**Given problem**
Copy each of the items below word for word, omitting the pictures.

───

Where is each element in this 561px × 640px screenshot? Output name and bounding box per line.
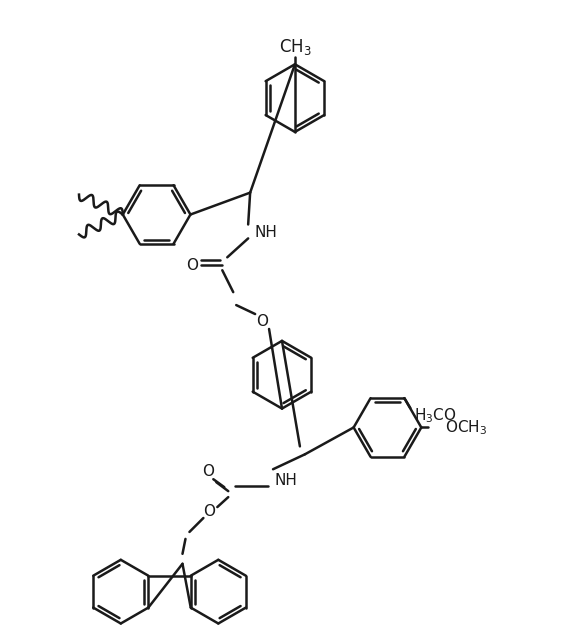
Text: H$_3$CO: H$_3$CO (415, 407, 457, 426)
Text: CH$_3$: CH$_3$ (279, 37, 311, 58)
Text: O: O (203, 504, 215, 518)
Text: O: O (186, 258, 199, 273)
Text: O: O (203, 464, 214, 479)
Text: O: O (256, 314, 268, 330)
Text: NH: NH (274, 473, 297, 488)
Text: OCH$_3$: OCH$_3$ (445, 418, 488, 437)
Text: NH: NH (254, 225, 277, 240)
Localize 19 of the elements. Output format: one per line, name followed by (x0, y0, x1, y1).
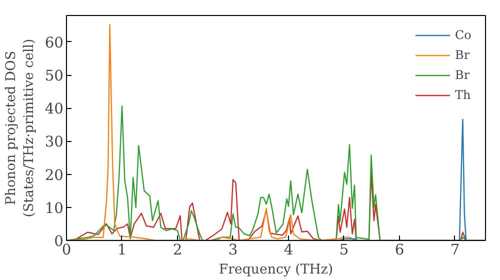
y-tick-label: 30 (44, 134, 64, 151)
legend-label: Th (455, 88, 472, 102)
y-tick-label: 10 (44, 200, 64, 217)
x-tick-label: 2 (172, 242, 182, 258)
legend-label: Br (455, 68, 471, 82)
legend-label: Co (455, 28, 472, 42)
legend-label: Br (455, 48, 471, 62)
y-tick-label: 60 (44, 34, 64, 52)
y-axis-title: Phonon projected DOS (States/THz·primitive cell) (4, 38, 37, 218)
x-tick-label: 3 (228, 242, 238, 258)
x-tick-label: 6 (394, 242, 404, 258)
x-tick-label: 7 (450, 242, 460, 258)
x-axis-title: Frequency (THz) (218, 262, 334, 278)
x-tick-label: 4 (284, 242, 294, 258)
y-tick-label: 20 (44, 166, 64, 184)
x-tick-label: 1 (117, 242, 127, 258)
y-tick-label: 50 (44, 68, 64, 85)
y-tick-label: 40 (44, 100, 64, 118)
x-tick-label: 5 (339, 242, 349, 258)
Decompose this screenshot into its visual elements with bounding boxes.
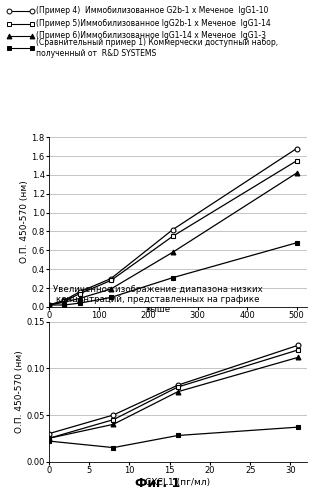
Y-axis label: О.П. 450-570 (нм): О.П. 450-570 (нм) xyxy=(15,350,24,433)
Text: Увеличенное изображение диапазона низких
концентраций, представленных на графике: Увеличенное изображение диапазона низких… xyxy=(53,284,263,314)
Text: Фиг. 1: Фиг. 1 xyxy=(135,477,181,490)
Text: (Сравнительный пример 1) Коммерчески доступный набор,
полученный от  R&D SYSTEMS: (Сравнительный пример 1) Коммерчески дос… xyxy=(36,38,278,57)
Y-axis label: О.П. 450-570 (нм): О.П. 450-570 (нм) xyxy=(20,181,29,263)
X-axis label: CXCL1 (пг/мл): CXCL1 (пг/мл) xyxy=(145,478,210,487)
Text: (Пример 5)Иммобилизованное IgG2b-1 х Меченое  IgG1-14: (Пример 5)Иммобилизованное IgG2b-1 х Меч… xyxy=(36,19,271,28)
Text: (Пример 4)  Иммобилизованное G2b-1 х Меченое  IgG1-10: (Пример 4) Иммобилизованное G2b-1 х Мече… xyxy=(36,6,269,15)
X-axis label: CXCL1 (пг/мл): CXCL1 (пг/мл) xyxy=(145,323,210,332)
Text: (Пример 6)Иммобилизованное IgG1-14 х Меченое  IgG1-3: (Пример 6)Иммобилизованное IgG1-14 х Меч… xyxy=(36,31,266,40)
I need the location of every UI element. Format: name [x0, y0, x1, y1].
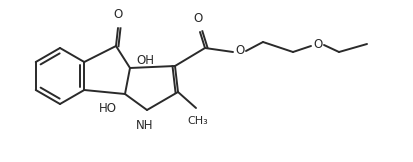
Text: O: O: [114, 8, 123, 21]
Text: NH: NH: [136, 119, 154, 132]
Text: O: O: [235, 45, 244, 58]
Text: HO: HO: [99, 102, 117, 115]
Text: O: O: [193, 12, 203, 25]
Text: O: O: [313, 39, 323, 52]
Text: OH: OH: [136, 53, 154, 66]
Text: CH₃: CH₃: [188, 116, 209, 126]
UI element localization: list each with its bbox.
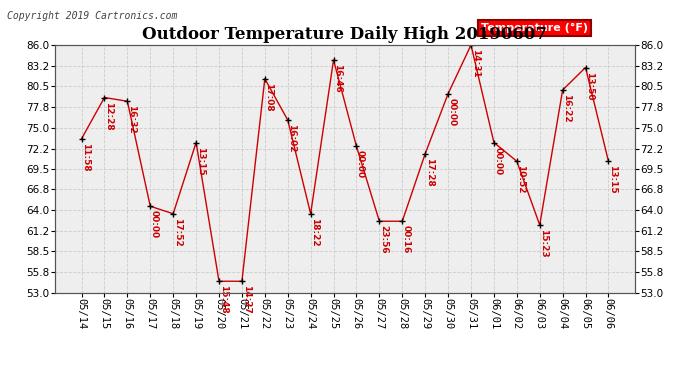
Text: 00:00: 00:00 — [448, 98, 457, 126]
Text: 23:56: 23:56 — [379, 225, 388, 254]
Text: 16:22: 16:22 — [562, 94, 571, 123]
Text: 14:27: 14:27 — [241, 285, 250, 314]
Text: 00:00: 00:00 — [150, 210, 159, 238]
Text: 15:48: 15:48 — [219, 285, 228, 314]
Text: Copyright 2019 Cartronics.com: Copyright 2019 Cartronics.com — [7, 11, 177, 21]
Text: 13:15: 13:15 — [196, 147, 205, 175]
Text: 13:50: 13:50 — [585, 72, 594, 100]
Text: 00:16: 00:16 — [402, 225, 411, 254]
Title: Outdoor Temperature Daily High 20190607: Outdoor Temperature Daily High 20190607 — [143, 27, 547, 44]
Text: 12:28: 12:28 — [104, 102, 113, 130]
Text: 00:00: 00:00 — [356, 150, 365, 178]
Text: 15:23: 15:23 — [540, 229, 549, 258]
Text: 18:22: 18:22 — [310, 218, 319, 246]
Text: Temperature (°F): Temperature (°F) — [481, 23, 588, 33]
Text: 17:08: 17:08 — [264, 83, 273, 111]
Text: 16:46: 16:46 — [333, 64, 342, 93]
Text: 17:52: 17:52 — [173, 218, 182, 247]
Text: 11:58: 11:58 — [81, 143, 90, 171]
Text: 17:28: 17:28 — [425, 158, 434, 187]
Text: 14:31: 14:31 — [471, 49, 480, 78]
Text: 16:32: 16:32 — [127, 105, 136, 134]
Text: 16:02: 16:02 — [288, 124, 297, 153]
Text: 00:00: 00:00 — [493, 147, 502, 175]
Text: 13:15: 13:15 — [608, 165, 617, 194]
Text: 10:52: 10:52 — [517, 165, 526, 194]
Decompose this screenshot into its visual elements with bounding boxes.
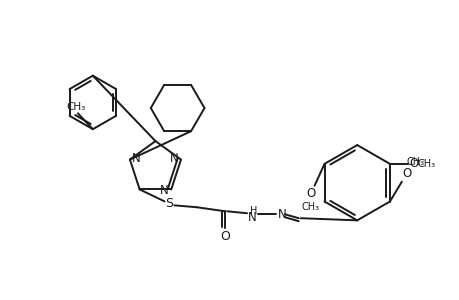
Text: O: O bbox=[401, 167, 410, 180]
Text: H: H bbox=[250, 206, 257, 216]
Text: CH₃: CH₃ bbox=[406, 157, 424, 167]
Text: N: N bbox=[247, 211, 256, 224]
Text: O: O bbox=[408, 158, 418, 170]
Text: N: N bbox=[160, 184, 168, 197]
Text: CH₃: CH₃ bbox=[301, 202, 319, 212]
Text: N: N bbox=[169, 152, 178, 165]
Text: CH₃: CH₃ bbox=[417, 159, 435, 169]
Text: N: N bbox=[131, 152, 140, 165]
Text: CH₃: CH₃ bbox=[66, 102, 85, 112]
Text: O: O bbox=[220, 230, 230, 242]
Text: O: O bbox=[305, 187, 314, 200]
Text: N: N bbox=[277, 208, 285, 221]
Text: S: S bbox=[165, 197, 173, 210]
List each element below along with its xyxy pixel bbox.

───

**Expected answer**
Where is each element in this 561px × 640px screenshot? Output name and bounding box per line.
Text: H$_3$CO: H$_3$CO (415, 407, 457, 426)
Text: CH$_3$: CH$_3$ (279, 37, 311, 58)
Text: O: O (203, 504, 215, 518)
Text: O: O (186, 258, 199, 273)
Text: O: O (203, 464, 214, 479)
Text: O: O (256, 314, 268, 330)
Text: NH: NH (274, 473, 297, 488)
Text: OCH$_3$: OCH$_3$ (445, 418, 488, 437)
Text: NH: NH (254, 225, 277, 240)
Localize 19 of the elements. Output format: one per line, name followed by (x0, y0, x1, y1).
y-tick-label: 30 (44, 134, 64, 151)
legend-label: Th (455, 88, 472, 102)
y-tick-label: 10 (44, 200, 64, 217)
x-tick-label: 2 (172, 242, 182, 258)
legend-label: Br (455, 68, 471, 82)
legend-label: Co (455, 28, 472, 42)
legend-label: Br (455, 48, 471, 62)
y-tick-label: 60 (44, 34, 64, 52)
y-axis-title: Phonon projected DOS (States/THz·primitive cell) (4, 38, 37, 218)
x-tick-label: 3 (228, 242, 238, 258)
x-tick-label: 6 (394, 242, 404, 258)
x-tick-label: 7 (450, 242, 460, 258)
x-axis-title: Frequency (THz) (218, 262, 334, 278)
x-tick-label: 4 (284, 242, 294, 258)
y-tick-label: 20 (44, 166, 64, 184)
x-tick-label: 1 (117, 242, 127, 258)
y-tick-label: 50 (44, 68, 64, 85)
y-tick-label: 40 (44, 100, 64, 118)
x-tick-label: 5 (339, 242, 349, 258)
Decompose this screenshot into its visual elements with bounding boxes.
Y-axis label: О.П. 450-570 (нм): О.П. 450-570 (нм) xyxy=(15,350,24,433)
Text: Увеличенное изображение диапазона низких
концентраций, представленных на графике: Увеличенное изображение диапазона низких… xyxy=(53,284,263,314)
Text: Фиг. 1: Фиг. 1 xyxy=(135,477,181,490)
Text: (Сравнительный пример 1) Коммерчески доступный набор,
полученный от  R&D SYSTEMS: (Сравнительный пример 1) Коммерчески дос… xyxy=(36,38,278,57)
Y-axis label: О.П. 450-570 (нм): О.П. 450-570 (нм) xyxy=(20,181,29,263)
X-axis label: CXCL1 (пг/мл): CXCL1 (пг/мл) xyxy=(145,478,210,487)
Text: (Пример 5)Иммобилизованное IgG2b-1 х Меченое  IgG1-14: (Пример 5)Иммобилизованное IgG2b-1 х Меч… xyxy=(36,19,271,28)
Text: (Пример 4)  Иммобилизованное G2b-1 х Меченое  IgG1-10: (Пример 4) Иммобилизованное G2b-1 х Мече… xyxy=(36,6,269,15)
X-axis label: CXCL1 (пг/мл): CXCL1 (пг/мл) xyxy=(145,323,210,332)
Text: (Пример 6)Иммобилизованное IgG1-14 х Меченое  IgG1-3: (Пример 6)Иммобилизованное IgG1-14 х Меч… xyxy=(36,31,266,40)
I need the location of every UI element. Format: name [x0, y0, x1, y1].
Text: O: O: [114, 8, 123, 21]
Text: NH: NH: [136, 119, 154, 132]
Text: O: O: [235, 45, 244, 58]
Text: HO: HO: [99, 102, 117, 115]
Text: O: O: [193, 12, 203, 25]
Text: O: O: [313, 39, 323, 52]
Text: OH: OH: [136, 53, 154, 66]
Text: CH₃: CH₃: [188, 116, 209, 126]
UI element localization: list each with its bbox.
Text: 00:00: 00:00 — [448, 98, 457, 126]
Text: 23:56: 23:56 — [379, 225, 388, 254]
Text: 16:22: 16:22 — [562, 94, 571, 123]
Text: 14:27: 14:27 — [241, 285, 250, 314]
Text: 00:00: 00:00 — [150, 210, 159, 238]
Text: 15:48: 15:48 — [219, 285, 228, 314]
Text: Copyright 2019 Cartronics.com: Copyright 2019 Cartronics.com — [7, 11, 177, 21]
Text: 13:15: 13:15 — [196, 147, 205, 175]
Text: 13:50: 13:50 — [585, 72, 594, 100]
Text: 00:16: 00:16 — [402, 225, 411, 254]
Title: Outdoor Temperature Daily High 20190607: Outdoor Temperature Daily High 20190607 — [143, 27, 547, 44]
Text: 12:28: 12:28 — [104, 102, 113, 130]
Text: 00:00: 00:00 — [356, 150, 365, 178]
Text: 15:23: 15:23 — [540, 229, 549, 258]
Text: 18:22: 18:22 — [310, 218, 319, 246]
Text: Temperature (°F): Temperature (°F) — [481, 23, 588, 33]
Text: 17:08: 17:08 — [264, 83, 273, 111]
Text: 16:46: 16:46 — [333, 64, 342, 93]
Text: 17:52: 17:52 — [173, 218, 182, 247]
Text: 11:58: 11:58 — [81, 143, 90, 171]
Text: 17:28: 17:28 — [425, 158, 434, 187]
Text: 14:31: 14:31 — [471, 49, 480, 78]
Text: 16:32: 16:32 — [127, 105, 136, 134]
Text: 16:02: 16:02 — [288, 124, 297, 153]
Text: 00:00: 00:00 — [493, 147, 502, 175]
Text: 13:15: 13:15 — [608, 165, 617, 194]
Text: 10:52: 10:52 — [517, 165, 526, 194]
Decompose this screenshot into its visual elements with bounding boxes.
Text: O: O bbox=[401, 167, 410, 180]
Text: H: H bbox=[250, 206, 257, 216]
Text: CH₃: CH₃ bbox=[406, 157, 424, 167]
Text: N: N bbox=[247, 211, 256, 224]
Text: O: O bbox=[408, 158, 418, 170]
Text: N: N bbox=[160, 184, 168, 197]
Text: CH₃: CH₃ bbox=[301, 202, 319, 212]
Text: N: N bbox=[169, 152, 178, 165]
Text: CH₃: CH₃ bbox=[417, 159, 435, 169]
Text: N: N bbox=[131, 152, 140, 165]
Text: CH₃: CH₃ bbox=[66, 102, 85, 112]
Text: O: O bbox=[220, 230, 230, 242]
Text: O: O bbox=[305, 187, 314, 200]
Text: N: N bbox=[277, 208, 285, 221]
Text: S: S bbox=[165, 197, 173, 210]
List each element below along with its xyxy pixel bbox.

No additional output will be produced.